--- Material for this exercise ---
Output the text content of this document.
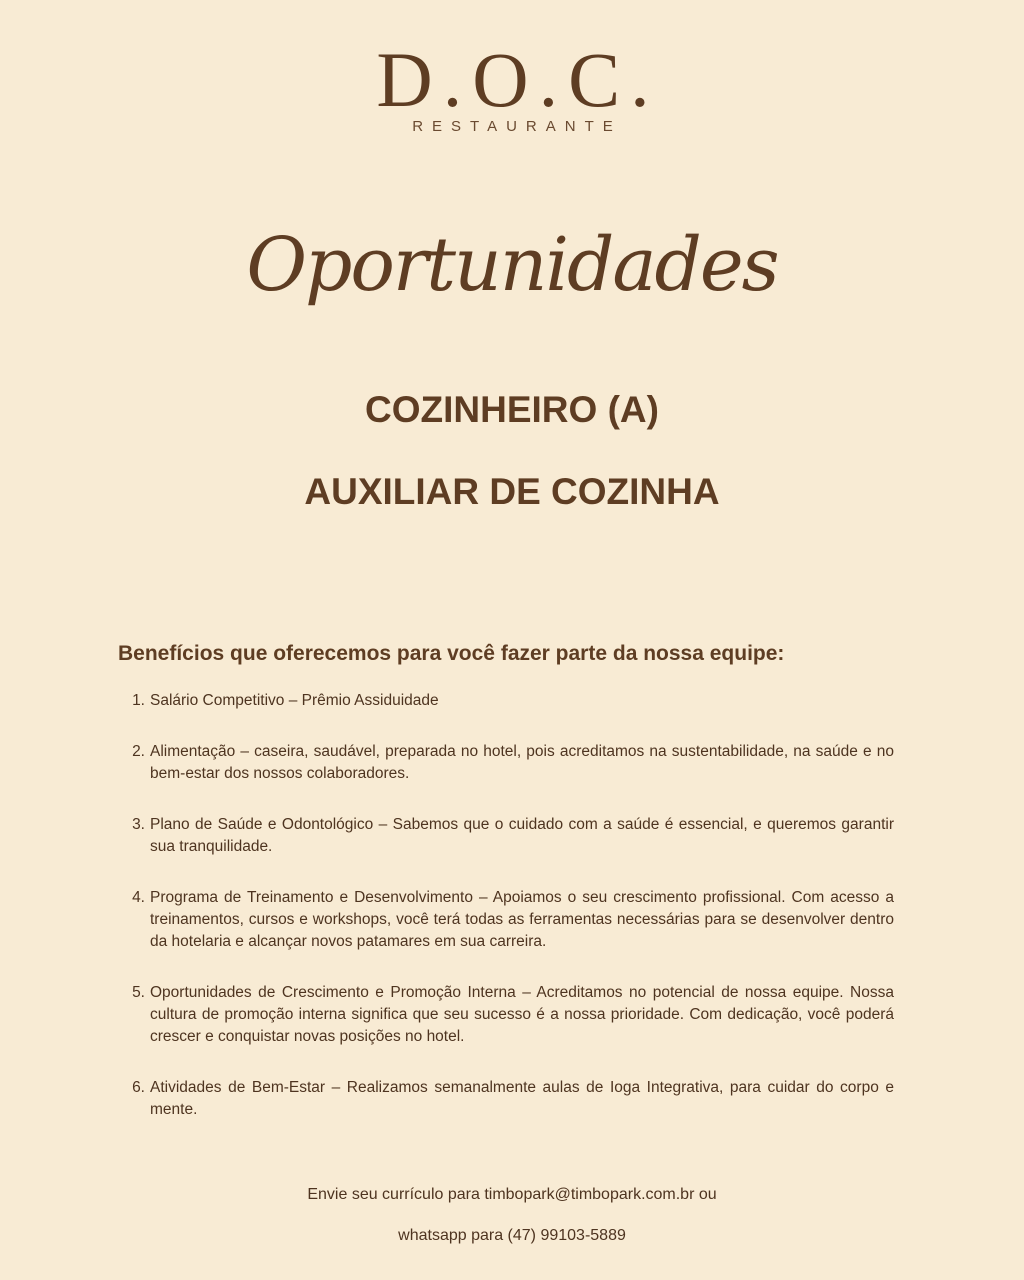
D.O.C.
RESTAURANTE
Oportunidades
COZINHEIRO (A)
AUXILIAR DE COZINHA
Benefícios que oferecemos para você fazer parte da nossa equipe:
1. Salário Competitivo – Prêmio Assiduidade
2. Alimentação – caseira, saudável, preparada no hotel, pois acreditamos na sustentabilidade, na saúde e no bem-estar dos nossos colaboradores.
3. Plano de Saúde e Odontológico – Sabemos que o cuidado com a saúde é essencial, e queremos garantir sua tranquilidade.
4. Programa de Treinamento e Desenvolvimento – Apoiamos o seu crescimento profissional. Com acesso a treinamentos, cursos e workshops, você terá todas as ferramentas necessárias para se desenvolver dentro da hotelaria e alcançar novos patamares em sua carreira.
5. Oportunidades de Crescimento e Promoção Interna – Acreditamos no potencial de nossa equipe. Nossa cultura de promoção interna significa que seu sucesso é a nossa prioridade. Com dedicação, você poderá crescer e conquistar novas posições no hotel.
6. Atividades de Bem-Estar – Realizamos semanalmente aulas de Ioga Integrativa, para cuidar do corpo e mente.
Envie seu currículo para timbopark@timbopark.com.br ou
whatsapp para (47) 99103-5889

==

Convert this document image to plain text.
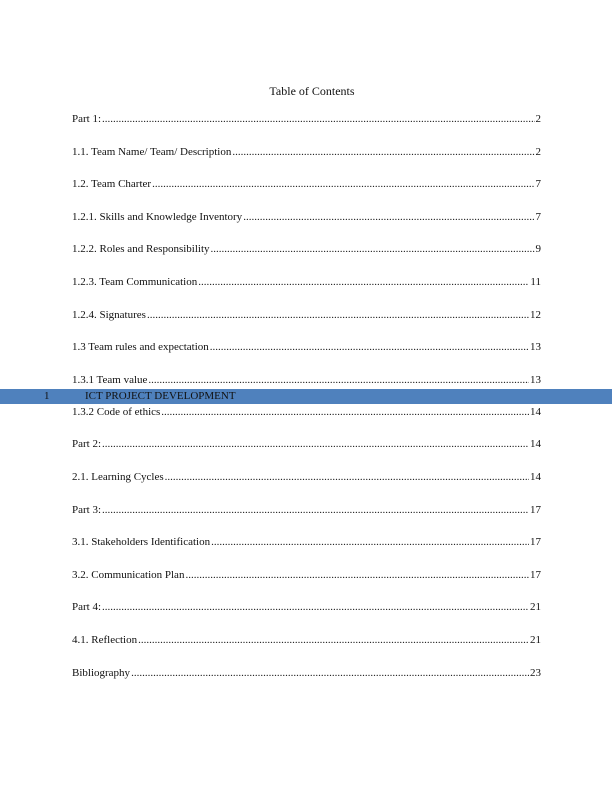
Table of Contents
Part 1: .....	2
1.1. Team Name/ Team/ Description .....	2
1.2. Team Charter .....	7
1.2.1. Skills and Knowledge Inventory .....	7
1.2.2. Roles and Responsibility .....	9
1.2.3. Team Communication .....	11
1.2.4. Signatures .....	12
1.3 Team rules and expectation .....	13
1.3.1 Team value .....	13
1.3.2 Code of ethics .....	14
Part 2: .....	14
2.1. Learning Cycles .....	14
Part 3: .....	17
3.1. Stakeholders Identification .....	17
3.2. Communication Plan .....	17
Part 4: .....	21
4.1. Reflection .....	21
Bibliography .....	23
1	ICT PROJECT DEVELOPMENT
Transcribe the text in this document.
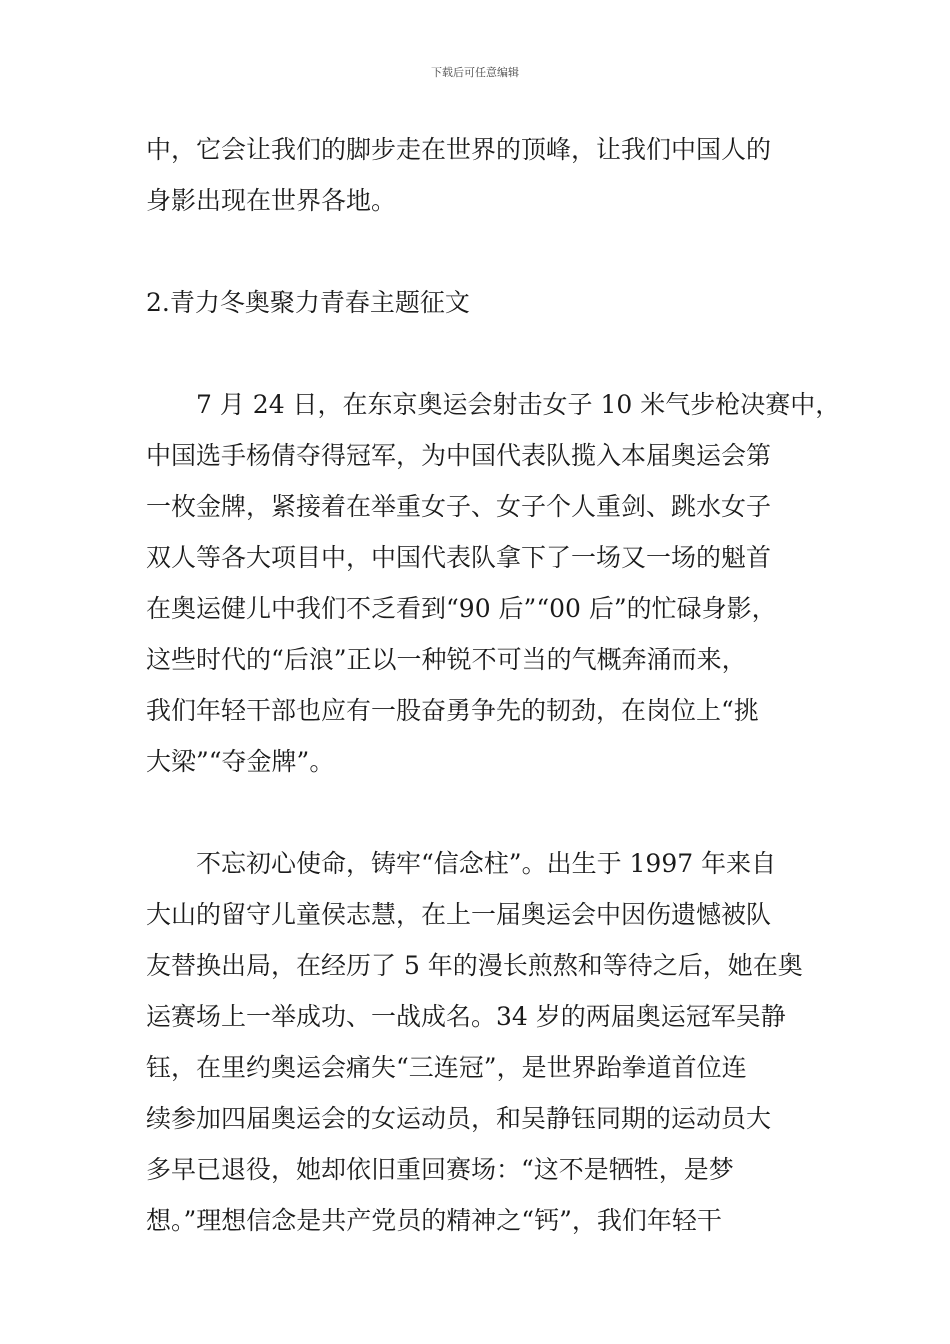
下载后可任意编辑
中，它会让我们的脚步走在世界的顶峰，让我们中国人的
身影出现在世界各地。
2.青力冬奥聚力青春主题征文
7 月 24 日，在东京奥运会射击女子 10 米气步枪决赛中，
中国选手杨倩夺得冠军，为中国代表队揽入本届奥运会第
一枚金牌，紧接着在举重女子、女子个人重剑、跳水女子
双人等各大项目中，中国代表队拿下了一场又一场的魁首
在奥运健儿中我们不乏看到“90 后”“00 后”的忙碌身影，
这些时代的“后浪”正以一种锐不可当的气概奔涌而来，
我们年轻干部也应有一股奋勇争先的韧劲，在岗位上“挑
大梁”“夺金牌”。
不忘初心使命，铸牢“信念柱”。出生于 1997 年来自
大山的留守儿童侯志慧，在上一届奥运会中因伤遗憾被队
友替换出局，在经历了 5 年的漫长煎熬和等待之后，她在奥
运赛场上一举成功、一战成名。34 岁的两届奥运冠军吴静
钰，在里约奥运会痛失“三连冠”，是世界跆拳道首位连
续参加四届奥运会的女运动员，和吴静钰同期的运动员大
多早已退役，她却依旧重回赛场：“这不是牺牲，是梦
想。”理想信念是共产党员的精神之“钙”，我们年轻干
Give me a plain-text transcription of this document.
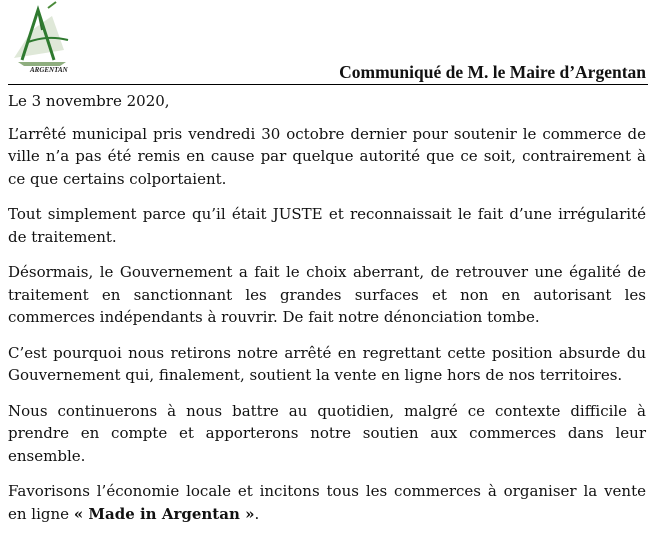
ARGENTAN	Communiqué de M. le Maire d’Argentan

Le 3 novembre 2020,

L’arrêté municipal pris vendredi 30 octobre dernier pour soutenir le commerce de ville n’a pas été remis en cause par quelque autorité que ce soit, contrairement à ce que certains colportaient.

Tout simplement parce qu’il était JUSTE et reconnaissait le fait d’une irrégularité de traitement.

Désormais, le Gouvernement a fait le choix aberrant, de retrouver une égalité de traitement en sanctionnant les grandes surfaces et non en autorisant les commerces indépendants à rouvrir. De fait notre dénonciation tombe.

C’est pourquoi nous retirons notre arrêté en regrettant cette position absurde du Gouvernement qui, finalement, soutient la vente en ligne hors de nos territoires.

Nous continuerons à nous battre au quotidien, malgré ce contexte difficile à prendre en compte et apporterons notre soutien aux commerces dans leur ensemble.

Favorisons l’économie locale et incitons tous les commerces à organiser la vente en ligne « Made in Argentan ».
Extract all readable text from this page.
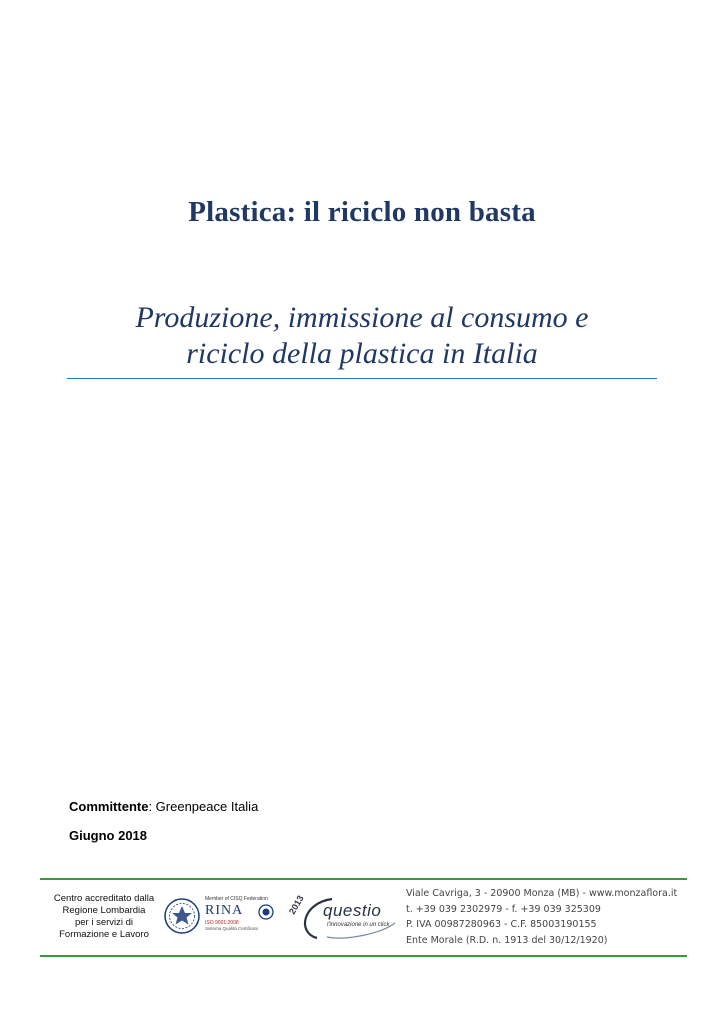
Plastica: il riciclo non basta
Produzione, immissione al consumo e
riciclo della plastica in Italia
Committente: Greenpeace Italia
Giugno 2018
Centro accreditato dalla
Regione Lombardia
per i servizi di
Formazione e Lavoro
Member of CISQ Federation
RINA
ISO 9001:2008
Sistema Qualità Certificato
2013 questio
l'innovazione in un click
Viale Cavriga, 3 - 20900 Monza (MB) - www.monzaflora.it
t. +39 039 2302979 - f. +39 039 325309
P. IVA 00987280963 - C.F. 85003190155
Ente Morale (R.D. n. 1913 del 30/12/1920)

--- What this task involves ---
Filter the records for lines holding the string "Oportunidades". Copy each one.

--- Exercise answer ---
Oportunidades
5. Oportunidades de Crescimento e Promoção Interna – Acreditamos no potencial de nossa equipe. Nossa cultura de promoção interna significa que seu sucesso é a nossa prioridade. Com dedicação, você poderá crescer e conquistar novas posições no hotel.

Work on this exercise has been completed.